_WHAT TO WORK ON_: Extract the lines that hold the string "ratio".

* Start *

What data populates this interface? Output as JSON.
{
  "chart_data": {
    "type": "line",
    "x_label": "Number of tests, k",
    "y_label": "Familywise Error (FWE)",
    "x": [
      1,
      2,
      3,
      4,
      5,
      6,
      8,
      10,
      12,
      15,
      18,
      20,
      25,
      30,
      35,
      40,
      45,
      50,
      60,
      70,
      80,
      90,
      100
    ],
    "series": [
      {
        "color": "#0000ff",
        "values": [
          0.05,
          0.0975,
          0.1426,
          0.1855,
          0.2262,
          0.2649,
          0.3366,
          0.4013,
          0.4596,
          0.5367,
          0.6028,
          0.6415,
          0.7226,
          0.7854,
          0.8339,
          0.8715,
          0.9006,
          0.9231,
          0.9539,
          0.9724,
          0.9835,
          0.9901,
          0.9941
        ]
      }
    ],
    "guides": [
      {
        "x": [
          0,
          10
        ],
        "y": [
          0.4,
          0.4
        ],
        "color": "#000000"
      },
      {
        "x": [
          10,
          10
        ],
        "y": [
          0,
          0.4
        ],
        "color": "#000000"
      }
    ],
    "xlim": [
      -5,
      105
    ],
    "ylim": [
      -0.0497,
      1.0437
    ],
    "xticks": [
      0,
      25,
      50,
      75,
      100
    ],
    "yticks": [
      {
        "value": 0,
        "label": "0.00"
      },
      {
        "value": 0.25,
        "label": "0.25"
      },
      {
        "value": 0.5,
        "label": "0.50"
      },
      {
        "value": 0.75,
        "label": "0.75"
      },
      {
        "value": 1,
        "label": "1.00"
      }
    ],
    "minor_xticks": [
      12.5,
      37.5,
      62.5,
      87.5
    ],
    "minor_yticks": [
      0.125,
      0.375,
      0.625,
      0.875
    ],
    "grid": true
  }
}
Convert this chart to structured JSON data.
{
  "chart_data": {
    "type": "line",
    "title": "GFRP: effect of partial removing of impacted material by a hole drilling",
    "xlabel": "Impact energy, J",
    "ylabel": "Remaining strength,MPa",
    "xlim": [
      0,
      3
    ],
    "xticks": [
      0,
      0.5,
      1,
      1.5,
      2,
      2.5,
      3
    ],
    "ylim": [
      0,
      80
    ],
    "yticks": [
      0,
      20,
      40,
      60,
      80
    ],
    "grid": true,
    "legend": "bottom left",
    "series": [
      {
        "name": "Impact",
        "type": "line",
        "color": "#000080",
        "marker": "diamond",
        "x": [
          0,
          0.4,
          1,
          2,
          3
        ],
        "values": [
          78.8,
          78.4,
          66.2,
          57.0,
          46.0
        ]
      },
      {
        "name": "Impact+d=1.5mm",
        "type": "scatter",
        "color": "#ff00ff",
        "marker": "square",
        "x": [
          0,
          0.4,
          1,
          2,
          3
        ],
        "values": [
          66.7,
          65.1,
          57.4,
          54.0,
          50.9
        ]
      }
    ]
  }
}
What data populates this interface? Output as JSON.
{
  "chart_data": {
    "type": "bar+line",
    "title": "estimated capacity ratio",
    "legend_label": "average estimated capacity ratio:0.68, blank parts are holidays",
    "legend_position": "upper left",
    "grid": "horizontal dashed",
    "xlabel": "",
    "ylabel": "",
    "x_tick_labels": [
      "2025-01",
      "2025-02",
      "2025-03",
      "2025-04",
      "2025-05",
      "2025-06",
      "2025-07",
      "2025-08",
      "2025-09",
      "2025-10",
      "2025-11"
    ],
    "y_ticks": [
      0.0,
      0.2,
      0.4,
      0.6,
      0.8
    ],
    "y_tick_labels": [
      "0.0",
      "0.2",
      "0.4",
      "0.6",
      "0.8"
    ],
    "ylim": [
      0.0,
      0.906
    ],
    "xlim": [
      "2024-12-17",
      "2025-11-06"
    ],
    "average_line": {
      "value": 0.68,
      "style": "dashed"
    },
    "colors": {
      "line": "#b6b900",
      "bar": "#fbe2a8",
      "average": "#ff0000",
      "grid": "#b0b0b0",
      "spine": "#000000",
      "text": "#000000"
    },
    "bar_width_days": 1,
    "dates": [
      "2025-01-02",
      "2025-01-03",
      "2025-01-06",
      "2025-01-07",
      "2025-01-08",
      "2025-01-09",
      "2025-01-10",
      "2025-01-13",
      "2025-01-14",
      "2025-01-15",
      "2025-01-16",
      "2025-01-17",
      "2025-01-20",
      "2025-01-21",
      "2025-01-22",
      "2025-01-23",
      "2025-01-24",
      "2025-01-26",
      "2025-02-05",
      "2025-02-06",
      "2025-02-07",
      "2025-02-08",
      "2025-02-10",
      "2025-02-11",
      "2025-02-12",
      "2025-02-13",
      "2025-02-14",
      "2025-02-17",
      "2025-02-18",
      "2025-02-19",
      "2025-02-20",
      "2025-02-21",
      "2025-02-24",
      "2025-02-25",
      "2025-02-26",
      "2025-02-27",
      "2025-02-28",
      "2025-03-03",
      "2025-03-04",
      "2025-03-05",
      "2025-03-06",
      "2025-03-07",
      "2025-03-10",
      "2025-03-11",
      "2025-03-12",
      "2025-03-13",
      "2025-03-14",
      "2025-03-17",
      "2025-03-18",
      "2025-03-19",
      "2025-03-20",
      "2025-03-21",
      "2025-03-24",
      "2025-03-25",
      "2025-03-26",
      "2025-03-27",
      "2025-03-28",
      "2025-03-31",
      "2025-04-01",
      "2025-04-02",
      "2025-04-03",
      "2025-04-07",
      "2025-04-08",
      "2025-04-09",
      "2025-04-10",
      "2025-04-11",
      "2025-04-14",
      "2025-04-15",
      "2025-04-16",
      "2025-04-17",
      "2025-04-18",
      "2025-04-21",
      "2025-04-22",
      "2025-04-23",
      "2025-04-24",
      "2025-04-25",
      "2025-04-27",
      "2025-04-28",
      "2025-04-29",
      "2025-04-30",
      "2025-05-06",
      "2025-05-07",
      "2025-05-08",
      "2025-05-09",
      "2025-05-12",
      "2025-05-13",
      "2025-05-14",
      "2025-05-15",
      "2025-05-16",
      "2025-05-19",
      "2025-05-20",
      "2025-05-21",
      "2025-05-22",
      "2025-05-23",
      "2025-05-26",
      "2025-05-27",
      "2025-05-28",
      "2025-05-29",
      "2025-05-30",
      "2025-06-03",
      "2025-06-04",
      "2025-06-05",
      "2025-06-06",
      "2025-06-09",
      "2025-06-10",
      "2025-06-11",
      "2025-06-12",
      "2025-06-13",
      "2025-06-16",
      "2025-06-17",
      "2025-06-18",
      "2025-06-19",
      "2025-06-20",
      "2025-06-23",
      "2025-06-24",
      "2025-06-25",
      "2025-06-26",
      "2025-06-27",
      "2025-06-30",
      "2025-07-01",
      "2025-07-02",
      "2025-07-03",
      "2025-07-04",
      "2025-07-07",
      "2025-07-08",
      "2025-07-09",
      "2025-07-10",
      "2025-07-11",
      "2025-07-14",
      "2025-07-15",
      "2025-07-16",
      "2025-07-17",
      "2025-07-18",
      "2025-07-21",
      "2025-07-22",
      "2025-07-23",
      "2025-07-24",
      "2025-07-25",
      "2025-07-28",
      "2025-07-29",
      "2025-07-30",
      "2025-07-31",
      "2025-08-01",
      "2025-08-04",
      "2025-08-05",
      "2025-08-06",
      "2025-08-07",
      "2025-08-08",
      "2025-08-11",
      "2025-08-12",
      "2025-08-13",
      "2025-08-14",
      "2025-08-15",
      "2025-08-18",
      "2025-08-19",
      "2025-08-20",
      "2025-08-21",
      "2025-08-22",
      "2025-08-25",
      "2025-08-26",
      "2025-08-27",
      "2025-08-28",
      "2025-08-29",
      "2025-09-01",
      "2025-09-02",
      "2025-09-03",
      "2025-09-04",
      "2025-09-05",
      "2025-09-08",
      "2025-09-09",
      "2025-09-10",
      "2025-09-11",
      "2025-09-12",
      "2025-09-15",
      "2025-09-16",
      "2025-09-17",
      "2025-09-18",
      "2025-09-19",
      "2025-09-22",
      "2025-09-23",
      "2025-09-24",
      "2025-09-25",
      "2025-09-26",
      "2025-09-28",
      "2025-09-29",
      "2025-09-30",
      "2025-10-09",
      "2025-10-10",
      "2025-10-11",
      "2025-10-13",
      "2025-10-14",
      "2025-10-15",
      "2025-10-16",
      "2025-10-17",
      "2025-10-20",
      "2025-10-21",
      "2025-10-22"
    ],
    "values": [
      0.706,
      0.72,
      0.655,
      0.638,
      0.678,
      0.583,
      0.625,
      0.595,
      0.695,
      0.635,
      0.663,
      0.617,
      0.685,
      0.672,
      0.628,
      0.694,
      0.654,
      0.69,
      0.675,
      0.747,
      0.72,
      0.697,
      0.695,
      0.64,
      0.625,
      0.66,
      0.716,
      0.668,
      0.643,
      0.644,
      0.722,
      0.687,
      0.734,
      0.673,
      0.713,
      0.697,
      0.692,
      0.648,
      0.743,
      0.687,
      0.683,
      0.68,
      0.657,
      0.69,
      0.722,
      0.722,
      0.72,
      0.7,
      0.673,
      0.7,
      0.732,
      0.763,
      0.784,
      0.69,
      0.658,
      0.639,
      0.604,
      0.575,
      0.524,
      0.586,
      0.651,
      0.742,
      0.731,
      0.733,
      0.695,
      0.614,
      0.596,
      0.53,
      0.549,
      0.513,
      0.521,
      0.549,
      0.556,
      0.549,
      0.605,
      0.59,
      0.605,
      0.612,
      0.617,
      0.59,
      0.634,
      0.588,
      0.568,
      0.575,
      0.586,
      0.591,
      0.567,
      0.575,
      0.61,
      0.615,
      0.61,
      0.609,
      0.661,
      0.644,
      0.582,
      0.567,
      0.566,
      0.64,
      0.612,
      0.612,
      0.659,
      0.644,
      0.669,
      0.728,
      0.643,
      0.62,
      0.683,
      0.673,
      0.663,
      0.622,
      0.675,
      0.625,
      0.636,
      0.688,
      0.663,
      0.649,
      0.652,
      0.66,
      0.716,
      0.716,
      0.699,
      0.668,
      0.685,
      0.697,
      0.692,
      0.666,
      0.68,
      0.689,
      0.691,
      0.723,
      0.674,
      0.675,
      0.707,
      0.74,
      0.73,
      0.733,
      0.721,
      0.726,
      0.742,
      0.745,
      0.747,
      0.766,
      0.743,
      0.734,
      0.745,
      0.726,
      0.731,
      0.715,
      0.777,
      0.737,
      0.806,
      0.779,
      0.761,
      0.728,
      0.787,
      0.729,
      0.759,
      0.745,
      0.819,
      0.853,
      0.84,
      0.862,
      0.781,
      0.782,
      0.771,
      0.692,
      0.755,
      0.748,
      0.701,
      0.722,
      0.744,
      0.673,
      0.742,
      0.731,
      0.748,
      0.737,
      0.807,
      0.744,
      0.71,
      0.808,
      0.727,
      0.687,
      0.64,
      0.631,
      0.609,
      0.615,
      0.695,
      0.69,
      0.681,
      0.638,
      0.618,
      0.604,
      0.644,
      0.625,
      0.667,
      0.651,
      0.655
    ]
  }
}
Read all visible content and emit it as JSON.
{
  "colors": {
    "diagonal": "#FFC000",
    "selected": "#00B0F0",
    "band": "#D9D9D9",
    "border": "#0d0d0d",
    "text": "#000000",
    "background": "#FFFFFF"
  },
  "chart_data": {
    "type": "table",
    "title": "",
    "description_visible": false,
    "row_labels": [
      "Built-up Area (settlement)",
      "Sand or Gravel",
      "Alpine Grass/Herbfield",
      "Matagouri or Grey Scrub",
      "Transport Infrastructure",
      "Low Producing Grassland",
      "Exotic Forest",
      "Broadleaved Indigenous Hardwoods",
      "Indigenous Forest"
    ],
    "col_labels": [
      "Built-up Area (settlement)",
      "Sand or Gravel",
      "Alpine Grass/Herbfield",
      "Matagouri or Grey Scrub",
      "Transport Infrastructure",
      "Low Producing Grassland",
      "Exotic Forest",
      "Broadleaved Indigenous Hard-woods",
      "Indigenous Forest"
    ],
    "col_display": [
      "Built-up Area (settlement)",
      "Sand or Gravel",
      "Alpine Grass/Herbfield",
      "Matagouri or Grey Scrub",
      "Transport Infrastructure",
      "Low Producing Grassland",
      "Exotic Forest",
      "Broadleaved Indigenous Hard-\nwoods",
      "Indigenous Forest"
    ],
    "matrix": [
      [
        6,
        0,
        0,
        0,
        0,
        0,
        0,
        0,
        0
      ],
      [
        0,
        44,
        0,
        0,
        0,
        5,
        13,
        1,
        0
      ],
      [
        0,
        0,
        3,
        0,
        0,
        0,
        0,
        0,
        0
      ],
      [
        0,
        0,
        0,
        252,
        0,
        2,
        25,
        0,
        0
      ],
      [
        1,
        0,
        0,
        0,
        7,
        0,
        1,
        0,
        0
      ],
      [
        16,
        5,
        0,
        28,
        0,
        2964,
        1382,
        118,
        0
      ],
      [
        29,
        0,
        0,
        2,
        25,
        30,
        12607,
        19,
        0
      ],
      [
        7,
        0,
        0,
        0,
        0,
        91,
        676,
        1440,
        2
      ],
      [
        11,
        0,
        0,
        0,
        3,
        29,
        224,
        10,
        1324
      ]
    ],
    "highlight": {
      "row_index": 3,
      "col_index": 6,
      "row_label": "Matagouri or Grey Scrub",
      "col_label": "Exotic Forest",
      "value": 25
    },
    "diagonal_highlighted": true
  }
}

* End *

_FULL OUTPUT_:
    "title": "estimated capacity ratio",
    "legend_label": "average estimated capacity ratio:0.68, blank parts are holidays",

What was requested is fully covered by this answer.